====== TASK INPUT ======

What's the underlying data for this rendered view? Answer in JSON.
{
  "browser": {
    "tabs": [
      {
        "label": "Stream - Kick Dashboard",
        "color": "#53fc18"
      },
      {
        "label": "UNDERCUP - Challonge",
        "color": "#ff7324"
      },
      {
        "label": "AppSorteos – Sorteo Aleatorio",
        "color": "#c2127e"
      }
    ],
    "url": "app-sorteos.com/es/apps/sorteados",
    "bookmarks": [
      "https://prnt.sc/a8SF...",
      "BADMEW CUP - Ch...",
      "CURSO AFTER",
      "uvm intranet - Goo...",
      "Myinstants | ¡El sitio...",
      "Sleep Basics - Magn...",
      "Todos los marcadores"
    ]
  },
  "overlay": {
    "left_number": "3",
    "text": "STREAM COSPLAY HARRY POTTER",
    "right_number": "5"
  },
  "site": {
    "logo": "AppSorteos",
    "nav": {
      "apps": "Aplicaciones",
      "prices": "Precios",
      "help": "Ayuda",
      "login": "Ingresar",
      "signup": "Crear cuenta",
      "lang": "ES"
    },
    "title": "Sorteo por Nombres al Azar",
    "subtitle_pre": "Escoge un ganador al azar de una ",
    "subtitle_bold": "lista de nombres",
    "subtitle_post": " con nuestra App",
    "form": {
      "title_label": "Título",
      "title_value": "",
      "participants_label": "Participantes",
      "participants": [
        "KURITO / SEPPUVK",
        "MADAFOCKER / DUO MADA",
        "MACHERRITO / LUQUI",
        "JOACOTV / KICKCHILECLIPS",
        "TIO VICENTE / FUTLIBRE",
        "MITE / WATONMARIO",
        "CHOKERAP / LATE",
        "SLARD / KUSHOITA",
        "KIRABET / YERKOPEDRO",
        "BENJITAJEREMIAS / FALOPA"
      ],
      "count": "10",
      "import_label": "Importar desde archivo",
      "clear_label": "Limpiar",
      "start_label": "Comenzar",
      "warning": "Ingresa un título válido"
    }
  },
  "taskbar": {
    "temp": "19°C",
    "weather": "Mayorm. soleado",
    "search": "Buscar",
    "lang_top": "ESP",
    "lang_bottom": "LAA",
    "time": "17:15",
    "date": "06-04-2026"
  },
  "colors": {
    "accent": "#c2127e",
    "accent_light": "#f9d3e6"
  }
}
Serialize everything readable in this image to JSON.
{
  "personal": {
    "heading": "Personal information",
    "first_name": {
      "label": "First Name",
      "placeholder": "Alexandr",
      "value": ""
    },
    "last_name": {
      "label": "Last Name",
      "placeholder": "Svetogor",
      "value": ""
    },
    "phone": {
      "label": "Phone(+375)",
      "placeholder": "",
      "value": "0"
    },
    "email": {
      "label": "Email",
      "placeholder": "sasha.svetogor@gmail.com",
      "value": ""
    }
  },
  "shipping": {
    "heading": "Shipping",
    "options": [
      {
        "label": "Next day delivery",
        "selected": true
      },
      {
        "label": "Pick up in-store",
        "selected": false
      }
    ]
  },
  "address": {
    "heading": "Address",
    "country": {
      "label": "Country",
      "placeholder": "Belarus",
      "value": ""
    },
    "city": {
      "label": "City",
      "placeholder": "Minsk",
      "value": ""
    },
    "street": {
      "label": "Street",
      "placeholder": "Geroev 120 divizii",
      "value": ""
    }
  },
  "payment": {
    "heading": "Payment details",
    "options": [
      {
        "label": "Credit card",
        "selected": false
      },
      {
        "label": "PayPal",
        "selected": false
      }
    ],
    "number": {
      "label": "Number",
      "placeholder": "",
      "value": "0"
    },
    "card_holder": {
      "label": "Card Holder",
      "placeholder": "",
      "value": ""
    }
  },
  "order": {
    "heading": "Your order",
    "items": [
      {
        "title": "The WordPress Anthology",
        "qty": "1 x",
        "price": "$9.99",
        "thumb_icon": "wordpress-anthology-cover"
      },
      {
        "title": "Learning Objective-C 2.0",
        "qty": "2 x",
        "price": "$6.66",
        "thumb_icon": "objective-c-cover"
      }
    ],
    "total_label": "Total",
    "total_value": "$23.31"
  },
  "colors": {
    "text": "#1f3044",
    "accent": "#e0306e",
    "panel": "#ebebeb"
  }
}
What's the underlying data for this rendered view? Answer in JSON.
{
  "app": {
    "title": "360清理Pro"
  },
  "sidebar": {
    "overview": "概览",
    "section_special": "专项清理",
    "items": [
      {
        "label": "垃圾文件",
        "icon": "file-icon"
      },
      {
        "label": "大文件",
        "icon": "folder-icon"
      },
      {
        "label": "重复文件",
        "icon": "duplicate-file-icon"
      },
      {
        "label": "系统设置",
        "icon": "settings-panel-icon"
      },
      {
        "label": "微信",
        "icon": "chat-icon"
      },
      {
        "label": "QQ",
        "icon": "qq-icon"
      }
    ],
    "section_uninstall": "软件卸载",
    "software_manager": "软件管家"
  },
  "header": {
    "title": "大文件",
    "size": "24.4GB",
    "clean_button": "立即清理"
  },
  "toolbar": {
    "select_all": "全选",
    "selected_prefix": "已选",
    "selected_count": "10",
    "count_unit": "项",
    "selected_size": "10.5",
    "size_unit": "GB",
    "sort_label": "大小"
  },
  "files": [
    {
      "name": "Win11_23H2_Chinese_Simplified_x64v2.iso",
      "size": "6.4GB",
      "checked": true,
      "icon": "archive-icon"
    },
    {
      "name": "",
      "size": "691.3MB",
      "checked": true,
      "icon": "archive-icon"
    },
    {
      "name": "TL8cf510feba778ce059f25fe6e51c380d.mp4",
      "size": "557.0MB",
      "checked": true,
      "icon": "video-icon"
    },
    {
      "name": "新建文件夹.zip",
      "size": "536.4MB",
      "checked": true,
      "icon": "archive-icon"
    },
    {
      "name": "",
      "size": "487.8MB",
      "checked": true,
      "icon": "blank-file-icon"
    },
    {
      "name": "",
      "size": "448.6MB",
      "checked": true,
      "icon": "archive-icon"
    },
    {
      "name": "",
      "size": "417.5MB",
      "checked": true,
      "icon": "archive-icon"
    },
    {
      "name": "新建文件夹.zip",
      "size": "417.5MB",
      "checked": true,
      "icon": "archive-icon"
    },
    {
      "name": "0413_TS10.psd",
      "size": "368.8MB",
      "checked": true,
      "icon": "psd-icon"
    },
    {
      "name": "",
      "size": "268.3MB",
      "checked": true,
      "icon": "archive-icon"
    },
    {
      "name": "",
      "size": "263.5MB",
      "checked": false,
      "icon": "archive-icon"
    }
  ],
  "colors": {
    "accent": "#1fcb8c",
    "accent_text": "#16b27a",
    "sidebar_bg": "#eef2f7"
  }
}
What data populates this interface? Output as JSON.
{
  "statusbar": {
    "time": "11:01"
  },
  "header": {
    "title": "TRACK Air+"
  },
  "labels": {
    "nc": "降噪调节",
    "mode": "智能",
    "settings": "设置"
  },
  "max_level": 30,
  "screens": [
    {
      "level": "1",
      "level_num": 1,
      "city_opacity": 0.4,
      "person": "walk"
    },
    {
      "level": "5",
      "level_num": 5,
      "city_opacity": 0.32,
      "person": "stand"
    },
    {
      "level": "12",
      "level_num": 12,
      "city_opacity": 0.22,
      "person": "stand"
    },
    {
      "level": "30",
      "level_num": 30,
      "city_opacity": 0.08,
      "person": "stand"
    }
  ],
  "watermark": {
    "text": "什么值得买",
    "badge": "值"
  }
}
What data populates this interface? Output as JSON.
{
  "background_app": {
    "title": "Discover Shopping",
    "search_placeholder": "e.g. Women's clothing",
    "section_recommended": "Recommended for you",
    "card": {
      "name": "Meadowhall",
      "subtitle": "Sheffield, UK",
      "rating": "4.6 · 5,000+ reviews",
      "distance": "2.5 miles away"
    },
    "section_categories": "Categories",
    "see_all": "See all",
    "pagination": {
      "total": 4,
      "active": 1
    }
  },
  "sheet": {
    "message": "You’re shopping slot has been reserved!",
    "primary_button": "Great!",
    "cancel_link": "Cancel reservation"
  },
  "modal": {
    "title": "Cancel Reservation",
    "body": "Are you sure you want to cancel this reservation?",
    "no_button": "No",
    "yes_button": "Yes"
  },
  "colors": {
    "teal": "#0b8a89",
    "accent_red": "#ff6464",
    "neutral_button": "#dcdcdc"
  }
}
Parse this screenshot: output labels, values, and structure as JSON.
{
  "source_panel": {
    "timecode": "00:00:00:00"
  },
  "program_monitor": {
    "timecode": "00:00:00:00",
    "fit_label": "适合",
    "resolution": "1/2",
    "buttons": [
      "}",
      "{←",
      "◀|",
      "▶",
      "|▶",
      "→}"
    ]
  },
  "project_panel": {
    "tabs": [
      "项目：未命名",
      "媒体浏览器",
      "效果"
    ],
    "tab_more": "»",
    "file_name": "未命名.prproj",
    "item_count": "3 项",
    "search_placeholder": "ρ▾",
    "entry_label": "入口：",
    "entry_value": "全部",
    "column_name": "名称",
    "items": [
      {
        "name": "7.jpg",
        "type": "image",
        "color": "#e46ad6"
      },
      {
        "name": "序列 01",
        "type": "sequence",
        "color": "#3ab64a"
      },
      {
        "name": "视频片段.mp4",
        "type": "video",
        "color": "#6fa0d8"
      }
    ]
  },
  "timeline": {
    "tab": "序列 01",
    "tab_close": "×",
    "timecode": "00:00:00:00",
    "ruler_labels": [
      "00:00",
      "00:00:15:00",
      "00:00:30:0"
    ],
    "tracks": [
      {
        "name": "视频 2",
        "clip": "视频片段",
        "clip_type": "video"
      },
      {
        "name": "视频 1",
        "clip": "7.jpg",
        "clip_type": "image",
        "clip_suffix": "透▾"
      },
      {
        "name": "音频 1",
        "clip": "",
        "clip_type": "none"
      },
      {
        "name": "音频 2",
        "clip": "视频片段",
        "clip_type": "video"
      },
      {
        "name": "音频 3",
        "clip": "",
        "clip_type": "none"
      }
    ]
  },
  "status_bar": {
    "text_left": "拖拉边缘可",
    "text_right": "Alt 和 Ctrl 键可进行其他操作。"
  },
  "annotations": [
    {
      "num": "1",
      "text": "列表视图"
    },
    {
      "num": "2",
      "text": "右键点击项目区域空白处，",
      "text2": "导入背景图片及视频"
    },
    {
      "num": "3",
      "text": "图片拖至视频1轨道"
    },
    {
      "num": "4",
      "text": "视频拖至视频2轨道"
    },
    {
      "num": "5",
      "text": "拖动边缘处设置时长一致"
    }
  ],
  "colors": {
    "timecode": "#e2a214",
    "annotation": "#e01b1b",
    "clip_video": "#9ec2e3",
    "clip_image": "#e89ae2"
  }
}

======

Return only the count of lines in the records that hold the word "settings".

2